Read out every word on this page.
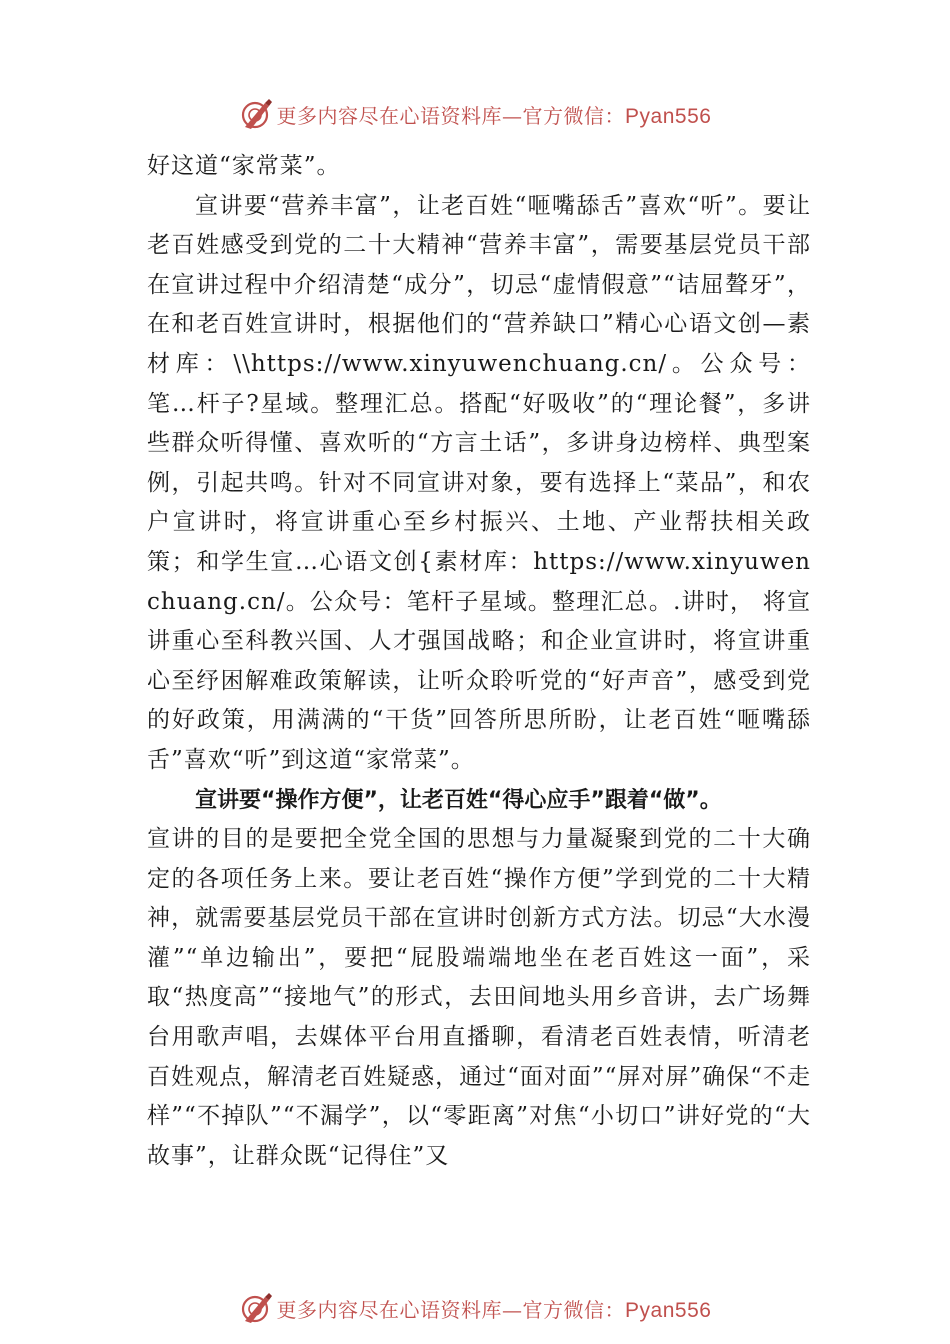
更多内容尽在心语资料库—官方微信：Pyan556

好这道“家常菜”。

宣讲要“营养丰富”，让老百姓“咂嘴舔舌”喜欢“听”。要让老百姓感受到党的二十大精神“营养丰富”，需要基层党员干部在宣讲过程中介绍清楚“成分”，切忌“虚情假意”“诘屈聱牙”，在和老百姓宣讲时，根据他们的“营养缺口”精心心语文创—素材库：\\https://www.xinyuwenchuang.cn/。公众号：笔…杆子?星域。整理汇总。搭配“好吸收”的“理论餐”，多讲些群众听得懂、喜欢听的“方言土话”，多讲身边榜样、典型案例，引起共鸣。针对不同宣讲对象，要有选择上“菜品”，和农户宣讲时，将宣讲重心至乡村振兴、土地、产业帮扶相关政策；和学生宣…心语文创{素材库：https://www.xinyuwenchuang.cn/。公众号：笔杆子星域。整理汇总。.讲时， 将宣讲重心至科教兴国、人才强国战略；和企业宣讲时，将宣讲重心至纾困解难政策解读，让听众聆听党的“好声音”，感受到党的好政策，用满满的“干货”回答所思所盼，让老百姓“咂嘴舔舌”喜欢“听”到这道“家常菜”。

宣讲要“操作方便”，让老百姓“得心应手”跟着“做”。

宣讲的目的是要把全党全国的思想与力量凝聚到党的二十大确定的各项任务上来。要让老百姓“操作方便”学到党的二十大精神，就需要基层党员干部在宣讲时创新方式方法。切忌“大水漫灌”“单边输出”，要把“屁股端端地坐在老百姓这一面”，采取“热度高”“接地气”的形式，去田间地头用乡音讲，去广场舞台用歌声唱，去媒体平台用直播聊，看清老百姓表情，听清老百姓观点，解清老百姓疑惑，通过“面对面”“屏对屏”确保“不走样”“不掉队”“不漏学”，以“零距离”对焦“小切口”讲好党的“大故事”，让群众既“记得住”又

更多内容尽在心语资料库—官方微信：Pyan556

# # # # #

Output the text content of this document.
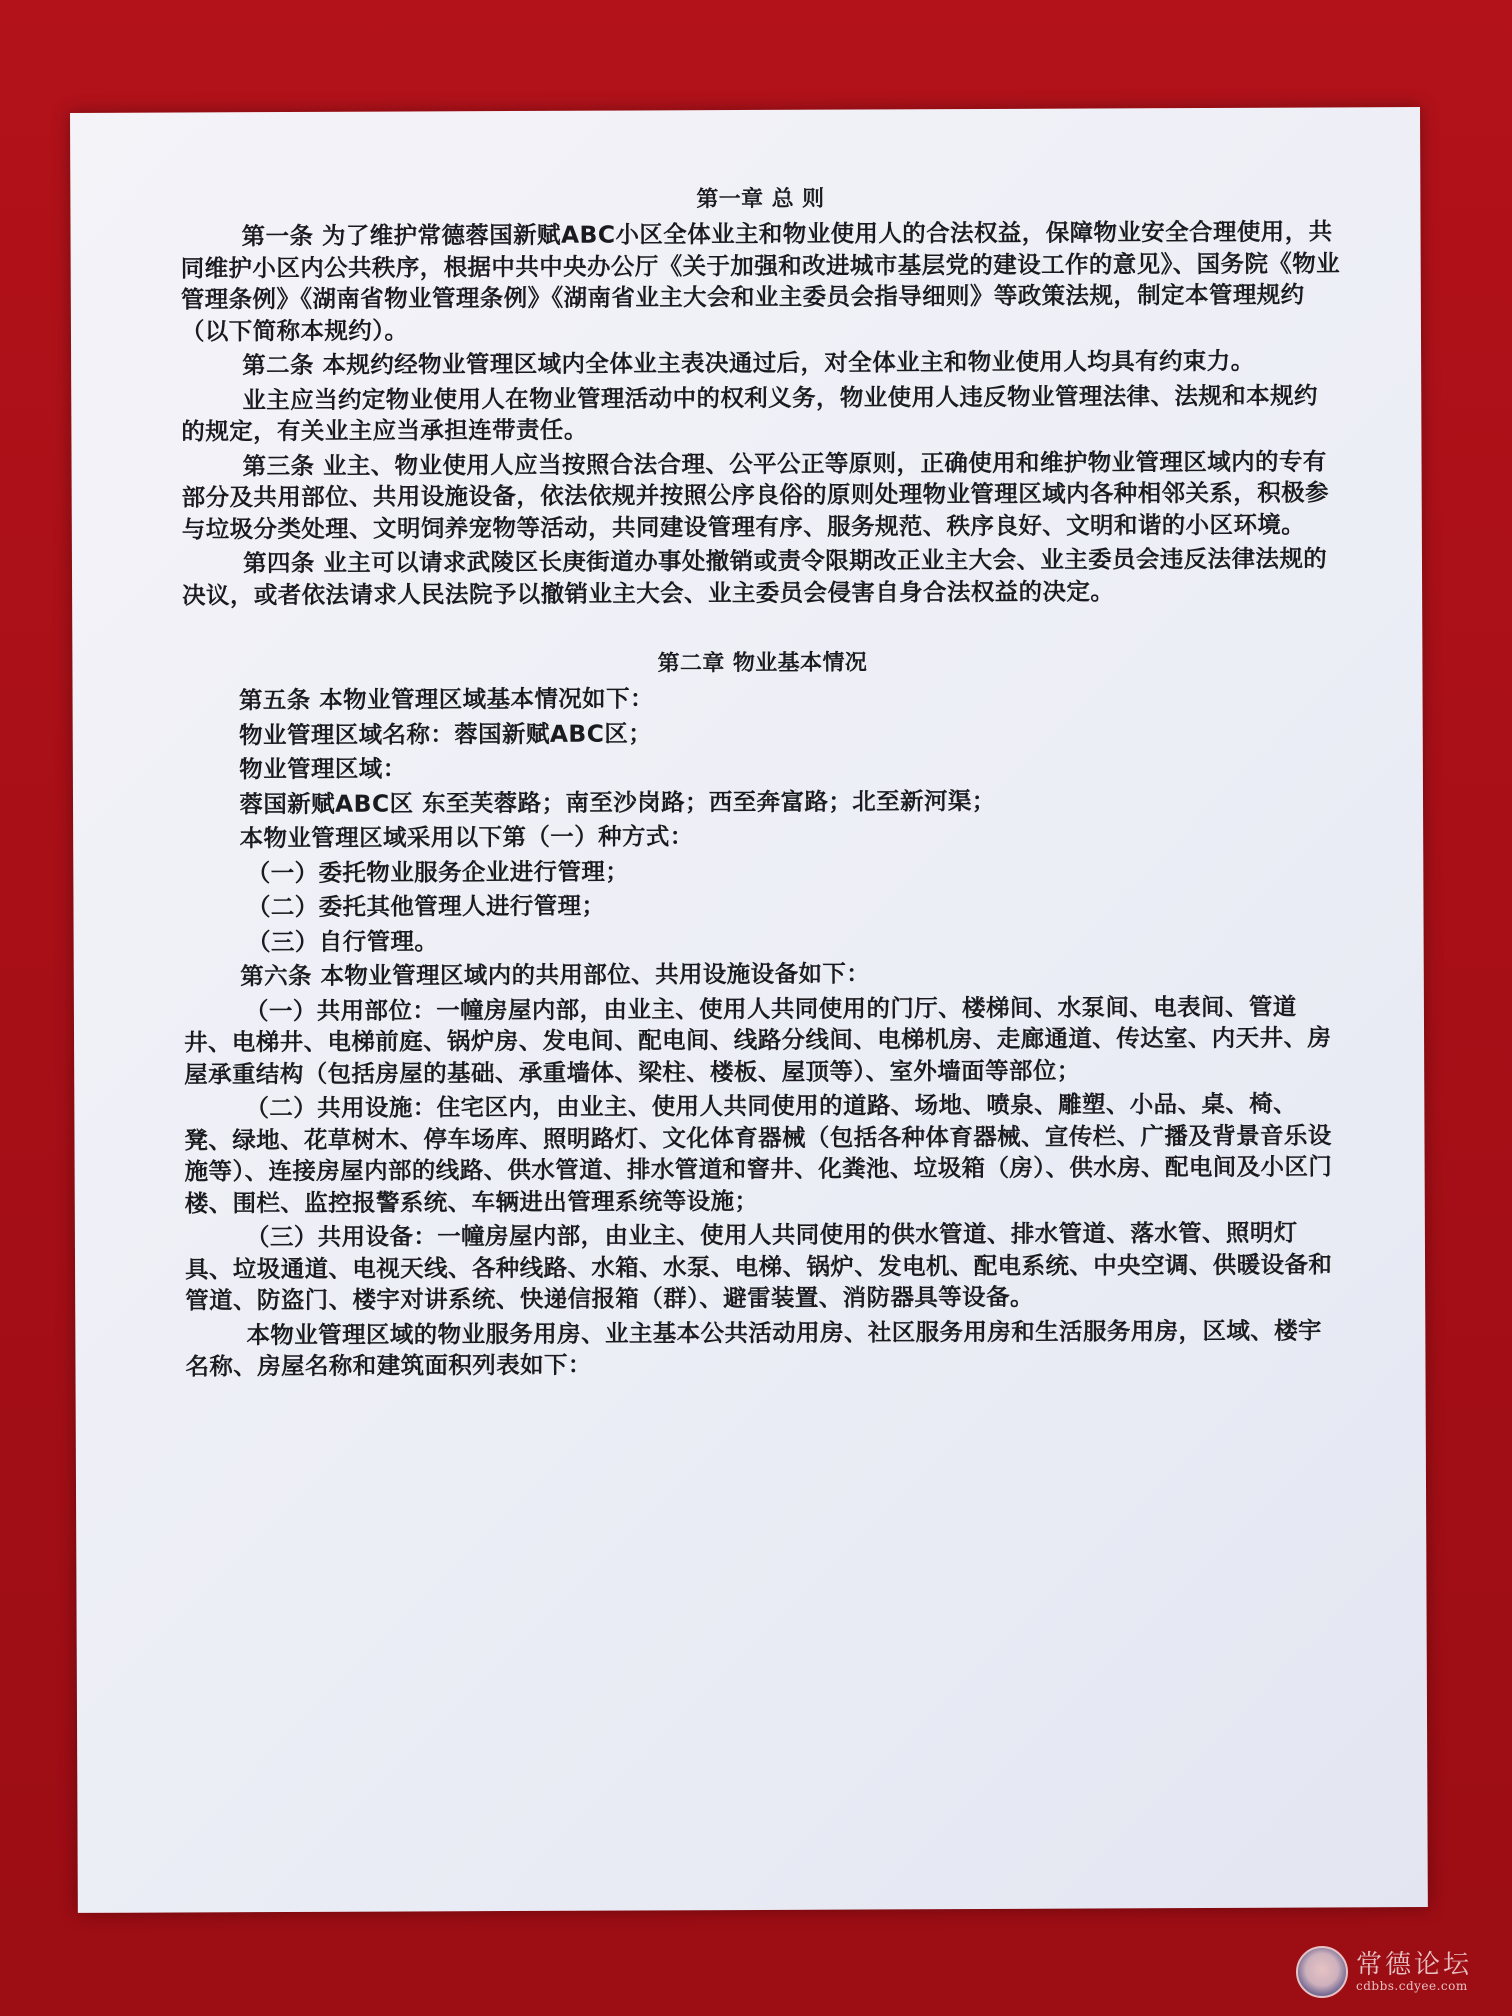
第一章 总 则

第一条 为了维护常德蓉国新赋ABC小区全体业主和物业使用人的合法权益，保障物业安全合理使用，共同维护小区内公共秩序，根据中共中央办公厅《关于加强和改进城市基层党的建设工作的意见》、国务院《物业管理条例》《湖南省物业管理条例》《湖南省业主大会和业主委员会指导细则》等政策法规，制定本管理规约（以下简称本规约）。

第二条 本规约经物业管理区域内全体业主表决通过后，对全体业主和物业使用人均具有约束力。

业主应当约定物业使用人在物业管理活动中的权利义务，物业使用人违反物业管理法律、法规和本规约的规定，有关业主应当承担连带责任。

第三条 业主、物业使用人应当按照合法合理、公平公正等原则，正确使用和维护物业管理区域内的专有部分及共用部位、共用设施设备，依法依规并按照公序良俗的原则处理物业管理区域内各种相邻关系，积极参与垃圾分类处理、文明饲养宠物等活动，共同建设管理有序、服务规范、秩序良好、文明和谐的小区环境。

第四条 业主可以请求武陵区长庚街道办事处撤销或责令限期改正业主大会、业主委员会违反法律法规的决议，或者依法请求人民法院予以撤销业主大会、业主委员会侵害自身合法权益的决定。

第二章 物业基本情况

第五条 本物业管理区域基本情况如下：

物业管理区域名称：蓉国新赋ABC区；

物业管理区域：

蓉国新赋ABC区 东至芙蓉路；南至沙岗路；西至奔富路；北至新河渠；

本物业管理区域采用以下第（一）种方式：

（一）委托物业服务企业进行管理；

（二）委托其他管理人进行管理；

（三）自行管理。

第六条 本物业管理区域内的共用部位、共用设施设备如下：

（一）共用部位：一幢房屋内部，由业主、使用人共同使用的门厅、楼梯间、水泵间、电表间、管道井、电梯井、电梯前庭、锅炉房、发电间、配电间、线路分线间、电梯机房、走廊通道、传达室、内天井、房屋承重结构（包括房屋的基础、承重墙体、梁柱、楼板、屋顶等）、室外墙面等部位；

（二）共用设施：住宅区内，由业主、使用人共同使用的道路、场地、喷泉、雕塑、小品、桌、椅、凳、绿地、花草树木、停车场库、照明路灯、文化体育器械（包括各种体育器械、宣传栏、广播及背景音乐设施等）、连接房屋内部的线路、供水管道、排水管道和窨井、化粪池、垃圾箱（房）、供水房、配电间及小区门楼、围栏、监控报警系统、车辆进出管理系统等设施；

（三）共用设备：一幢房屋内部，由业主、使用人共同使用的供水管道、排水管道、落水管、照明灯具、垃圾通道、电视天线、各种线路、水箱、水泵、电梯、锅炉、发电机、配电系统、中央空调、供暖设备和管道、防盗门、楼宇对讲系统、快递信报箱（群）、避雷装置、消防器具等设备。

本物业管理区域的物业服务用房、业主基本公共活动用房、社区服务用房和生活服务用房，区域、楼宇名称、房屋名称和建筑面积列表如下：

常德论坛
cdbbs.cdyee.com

# # # # #

#### [WHAT THE TASK ASKS]
From the material given, work out how many lines hold the string "蓉国新赋ABC区"; state that number and nothing further.

#### [COMPLETE ANSWER]
2